According to the passage on lemons and health, why does lemon juice help the other healthy things you eat do their job? Answer in one to three sentences.

[DOCUMENT PASSAGE]
------------
Cancer – Can lemons cure cancer? No, not as such, but studies have shown that people with a high vitamin C intake do have lower instances of some forms of cancer. Plus we know vitamin C works against those free radicals in the body that attack our cells. Seriously damaged cells are those that lead to cancers. The citric acid in lemon juice shouldn’t be ignored either; not only does it help battle free radicals, but it is a compound that acts as a catalyst for the absorption of other essential vitamins and minerals in the body. So not only is it healthy in its own right, it helps the other healthy things you eat do their job.

National-lemonade-day2-blogDiuretic – Lemons are one of those foods that can help the body flush out extra fluids, and that’s helpful for many reasons. It can help lower blood pressure and ease a case of uncomfortable bloating. Over the counter diuretics do the job, but often they deplete your body of other things like vitamin B in the process. Lemon juice doesn’t work that way. We know that on the whole, lemon juice and its citric acid like to help the body keep and metabolize what’s good for it. Many people claim that lemon juice helps them lose weight – likely due to the loss of excess water, but it must be stressed that although darn healthy, lemons cannot be directly correlated to long-term weight loss. Think of them as a big picture health tool.
------------
[SUPPLIED MATERIAL]
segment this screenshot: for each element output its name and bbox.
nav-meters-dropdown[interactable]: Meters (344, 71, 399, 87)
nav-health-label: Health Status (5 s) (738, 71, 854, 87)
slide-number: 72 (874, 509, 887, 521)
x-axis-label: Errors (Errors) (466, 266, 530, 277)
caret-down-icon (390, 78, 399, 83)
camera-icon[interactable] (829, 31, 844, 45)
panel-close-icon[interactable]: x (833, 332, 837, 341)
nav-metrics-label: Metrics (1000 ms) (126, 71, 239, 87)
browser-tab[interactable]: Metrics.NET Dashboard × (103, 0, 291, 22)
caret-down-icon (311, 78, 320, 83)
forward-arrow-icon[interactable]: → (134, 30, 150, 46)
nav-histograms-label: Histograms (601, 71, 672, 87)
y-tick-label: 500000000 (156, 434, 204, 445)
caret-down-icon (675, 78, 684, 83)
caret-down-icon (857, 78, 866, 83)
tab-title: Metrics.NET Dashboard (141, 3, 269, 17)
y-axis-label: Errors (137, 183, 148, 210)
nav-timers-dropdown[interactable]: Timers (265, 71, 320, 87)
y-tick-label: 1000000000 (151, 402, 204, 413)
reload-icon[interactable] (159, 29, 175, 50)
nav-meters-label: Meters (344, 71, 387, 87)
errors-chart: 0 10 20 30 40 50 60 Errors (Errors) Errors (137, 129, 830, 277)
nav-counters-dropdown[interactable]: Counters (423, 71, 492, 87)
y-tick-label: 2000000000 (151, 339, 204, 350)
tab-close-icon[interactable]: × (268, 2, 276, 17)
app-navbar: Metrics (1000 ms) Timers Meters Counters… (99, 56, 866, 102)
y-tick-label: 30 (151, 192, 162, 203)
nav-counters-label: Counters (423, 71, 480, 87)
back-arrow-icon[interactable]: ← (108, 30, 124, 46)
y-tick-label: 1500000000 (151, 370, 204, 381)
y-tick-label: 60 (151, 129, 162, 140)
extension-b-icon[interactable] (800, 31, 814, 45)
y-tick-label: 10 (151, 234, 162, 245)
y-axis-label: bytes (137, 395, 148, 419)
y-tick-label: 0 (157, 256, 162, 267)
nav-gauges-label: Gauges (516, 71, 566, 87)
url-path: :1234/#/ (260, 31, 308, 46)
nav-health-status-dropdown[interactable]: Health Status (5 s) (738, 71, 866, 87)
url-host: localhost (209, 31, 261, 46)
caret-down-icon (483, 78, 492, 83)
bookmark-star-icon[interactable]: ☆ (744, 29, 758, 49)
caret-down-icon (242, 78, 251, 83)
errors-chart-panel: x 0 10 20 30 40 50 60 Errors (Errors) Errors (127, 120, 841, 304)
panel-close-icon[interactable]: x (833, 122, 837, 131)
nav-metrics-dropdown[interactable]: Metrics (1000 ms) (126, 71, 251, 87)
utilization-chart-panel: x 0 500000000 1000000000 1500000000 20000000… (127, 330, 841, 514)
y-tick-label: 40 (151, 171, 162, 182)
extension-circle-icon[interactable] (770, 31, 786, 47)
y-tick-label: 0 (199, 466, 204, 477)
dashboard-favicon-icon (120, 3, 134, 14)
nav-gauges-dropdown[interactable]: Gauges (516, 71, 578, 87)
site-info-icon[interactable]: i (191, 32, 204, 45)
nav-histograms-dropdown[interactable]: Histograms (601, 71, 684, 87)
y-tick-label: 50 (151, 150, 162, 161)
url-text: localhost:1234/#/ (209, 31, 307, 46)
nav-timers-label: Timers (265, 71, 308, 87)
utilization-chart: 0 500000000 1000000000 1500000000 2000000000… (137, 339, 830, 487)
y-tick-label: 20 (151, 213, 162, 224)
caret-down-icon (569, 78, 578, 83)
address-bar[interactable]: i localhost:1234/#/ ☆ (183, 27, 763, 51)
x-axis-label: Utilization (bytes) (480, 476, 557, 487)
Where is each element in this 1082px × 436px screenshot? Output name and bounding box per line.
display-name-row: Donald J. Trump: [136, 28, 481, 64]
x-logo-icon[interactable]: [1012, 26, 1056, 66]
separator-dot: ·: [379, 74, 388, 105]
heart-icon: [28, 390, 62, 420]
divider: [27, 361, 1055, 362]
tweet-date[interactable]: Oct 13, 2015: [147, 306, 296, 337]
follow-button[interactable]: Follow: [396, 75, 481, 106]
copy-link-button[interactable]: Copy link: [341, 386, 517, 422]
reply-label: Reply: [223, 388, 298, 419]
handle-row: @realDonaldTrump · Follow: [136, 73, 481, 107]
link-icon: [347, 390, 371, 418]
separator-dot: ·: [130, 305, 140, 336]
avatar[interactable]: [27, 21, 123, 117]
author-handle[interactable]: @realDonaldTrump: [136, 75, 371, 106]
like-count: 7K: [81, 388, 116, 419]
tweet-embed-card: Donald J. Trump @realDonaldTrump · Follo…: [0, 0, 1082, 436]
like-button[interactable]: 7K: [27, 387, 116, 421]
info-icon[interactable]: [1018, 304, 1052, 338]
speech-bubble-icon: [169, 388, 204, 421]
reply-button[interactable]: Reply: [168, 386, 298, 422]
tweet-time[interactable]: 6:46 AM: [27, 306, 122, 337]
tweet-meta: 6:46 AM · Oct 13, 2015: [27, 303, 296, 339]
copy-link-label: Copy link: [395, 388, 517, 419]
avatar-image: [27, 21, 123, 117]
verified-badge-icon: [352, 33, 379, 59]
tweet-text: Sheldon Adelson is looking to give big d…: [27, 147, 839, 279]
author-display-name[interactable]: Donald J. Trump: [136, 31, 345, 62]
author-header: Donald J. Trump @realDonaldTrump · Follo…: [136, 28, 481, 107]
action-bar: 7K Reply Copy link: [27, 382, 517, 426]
------------
[SOLUTION TO THIS EXERCISE]
The citric acid in lemon juice acts as a catalyst for the body's absorption of other essential vitamins and minerals. So besides being healthy in its own right, it helps the body take in the nutrients from other foods.